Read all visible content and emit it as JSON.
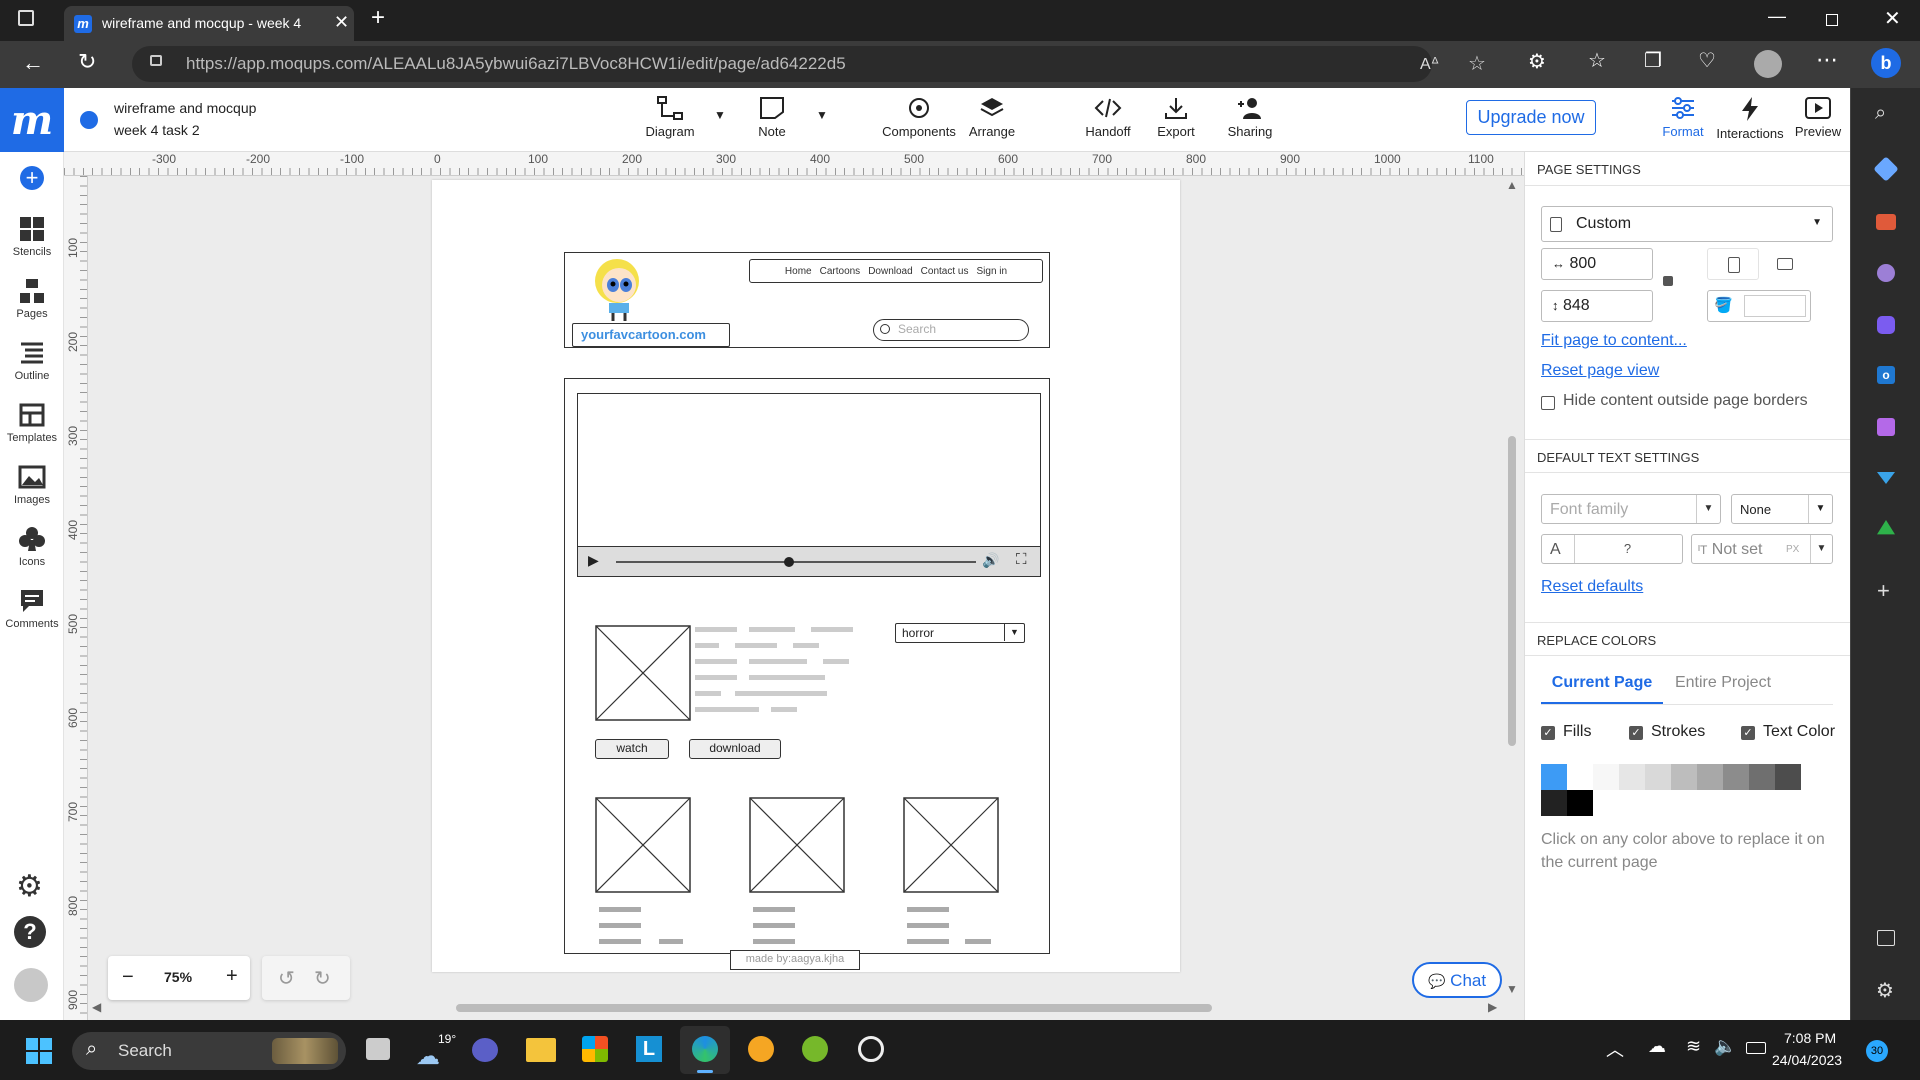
{
  "browser": {
    "tab_title": "wireframe and mocqup - week 4",
    "url": "https://app.moqups.com/ALEAALu8JA5ybwui6azi7LBVoc8HCW1i/edit/page/ad64222d5"
  },
  "app": {
    "project_title": "wireframe and mocqup",
    "page_title": "week 4 task 2",
    "toolbar": [
      "Diagram",
      "Note",
      "Components",
      "Arrange",
      "Handoff",
      "Export",
      "Sharing"
    ],
    "upgrade_label": "Upgrade now",
    "right_tabs": [
      "Format",
      "Interactions",
      "Preview"
    ],
    "accent_color": "#1f6be5"
  },
  "left_sidebar": [
    "Stencils",
    "Pages",
    "Outline",
    "Templates",
    "Images",
    "Icons",
    "Comments"
  ],
  "rulers": {
    "horizontal": [
      "-300",
      "-200",
      "-100",
      "0",
      "100",
      "200",
      "300",
      "400",
      "500",
      "600",
      "700",
      "800",
      "900",
      "1000",
      "1100"
    ],
    "vertical": [
      "100",
      "200",
      "300",
      "400",
      "500",
      "600",
      "700",
      "800",
      "900"
    ]
  },
  "wireframe": {
    "nav_links": [
      "Home",
      "Cartoons",
      "Download",
      "Contact us",
      "Sign in"
    ],
    "site_name": "yourfavcartoon.com",
    "search_placeholder": "Search",
    "genre_select": "horror",
    "watch_button": "watch",
    "download_button": "download",
    "footer": "made by:aagya.kjha"
  },
  "zoom": {
    "level": "75%",
    "minus": "−",
    "plus": "+"
  },
  "chat_label": "Chat",
  "page_settings": {
    "header": "PAGE SETTINGS",
    "preset": "Custom",
    "width": "800",
    "height": "848",
    "fit_link": "Fit page to content...",
    "reset_link": "Reset page view",
    "hide_label": "Hide content outside page borders"
  },
  "text_settings": {
    "header": "DEFAULT TEXT SETTINGS",
    "font_family_placeholder": "Font family",
    "style_value": "None",
    "size_label": "A",
    "size_value": "?",
    "line_height": "Not set",
    "line_unit": "PX",
    "reset_defaults": "Reset defaults"
  },
  "replace_colors": {
    "header": "REPLACE COLORS",
    "tabs": [
      "Current Page",
      "Entire Project"
    ],
    "checks": [
      "Fills",
      "Strokes",
      "Text Color"
    ],
    "swatches": [
      "#3d9bf5",
      "#ffffff",
      "#f7f7f7",
      "#e6e6e6",
      "#d9d9d9",
      "#bdbdbd",
      "#a8a8a8",
      "#8c8c8c",
      "#6f6f6f",
      "#4d4d4d",
      "#222222",
      "#000000"
    ],
    "hint": "Click on any color above to replace it on the current page"
  },
  "taskbar": {
    "search": "Search",
    "weather": "19°",
    "time": "7:08 PM",
    "date": "24/04/2023",
    "badge": "30"
  }
}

▶ EXERCISE DIRECTIONS
Reproduce the material word for word, minus the images.

▶ THE SOLUTION
Read all visible content and emit it as JSON.
{
  "browser": {
    "tab_title": "wireframe and mocqup - week 4",
    "url": "https://app.moqups.com/ALEAALu8JA5ybwui6azi7LBVoc8HCW1i/edit/page/ad64222d5"
  },
  "app": {
    "project_title": "wireframe and mocqup",
    "page_title": "week 4 task 2",
    "toolbar": [
      "Diagram",
      "Note",
      "Components",
      "Arrange",
      "Handoff",
      "Export",
      "Sharing"
    ],
    "upgrade_label": "Upgrade now",
    "right_tabs": [
      "Format",
      "Interactions",
      "Preview"
    ],
    "accent_color": "#1f6be5"
  },
  "left_sidebar": [
    "Stencils",
    "Pages",
    "Outline",
    "Templates",
    "Images",
    "Icons",
    "Comments"
  ],
  "rulers": {
    "horizontal": [
      "-300",
      "-200",
      "-100",
      "0",
      "100",
      "200",
      "300",
      "400",
      "500",
      "600",
      "700",
      "800",
      "900",
      "1000",
      "1100"
    ],
    "vertical": [
      "100",
      "200",
      "300",
      "400",
      "500",
      "600",
      "700",
      "800",
      "900"
    ]
  },
  "wireframe": {
    "nav_links": [
      "Home",
      "Cartoons",
      "Download",
      "Contact us",
      "Sign in"
    ],
    "site_name": "yourfavcartoon.com",
    "search_placeholder": "Search",
    "genre_select": "horror",
    "watch_button": "watch",
    "download_button": "download",
    "footer": "made by:aagya.kjha"
  },
  "zoom": {
    "level": "75%",
    "minus": "−",
    "plus": "+"
  },
  "chat_label": "Chat",
  "page_settings": {
    "header": "PAGE SETTINGS",
    "preset": "Custom",
    "width": "800",
    "height": "848",
    "fit_link": "Fit page to content...",
    "reset_link": "Reset page view",
    "hide_label": "Hide content outside page borders"
  },
  "text_settings": {
    "header": "DEFAULT TEXT SETTINGS",
    "font_family_placeholder": "Font family",
    "style_value": "None",
    "size_label": "A",
    "size_value": "?",
    "line_height": "Not set",
    "line_unit": "PX",
    "reset_defaults": "Reset defaults"
  },
  "replace_colors": {
    "header": "REPLACE COLORS",
    "tabs": [
      "Current Page",
      "Entire Project"
    ],
    "checks": [
      "Fills",
      "Strokes",
      "Text Color"
    ],
    "swatches": [
      "#3d9bf5",
      "#ffffff",
      "#f7f7f7",
      "#e6e6e6",
      "#d9d9d9",
      "#bdbdbd",
      "#a8a8a8",
      "#8c8c8c",
      "#6f6f6f",
      "#4d4d4d",
      "#222222",
      "#000000"
    ],
    "hint": "Click on any color above to replace it on the current page"
  },
  "taskbar": {
    "search": "Search",
    "weather": "19°",
    "time": "7:08 PM",
    "date": "24/04/2023",
    "badge": "30"
  }
}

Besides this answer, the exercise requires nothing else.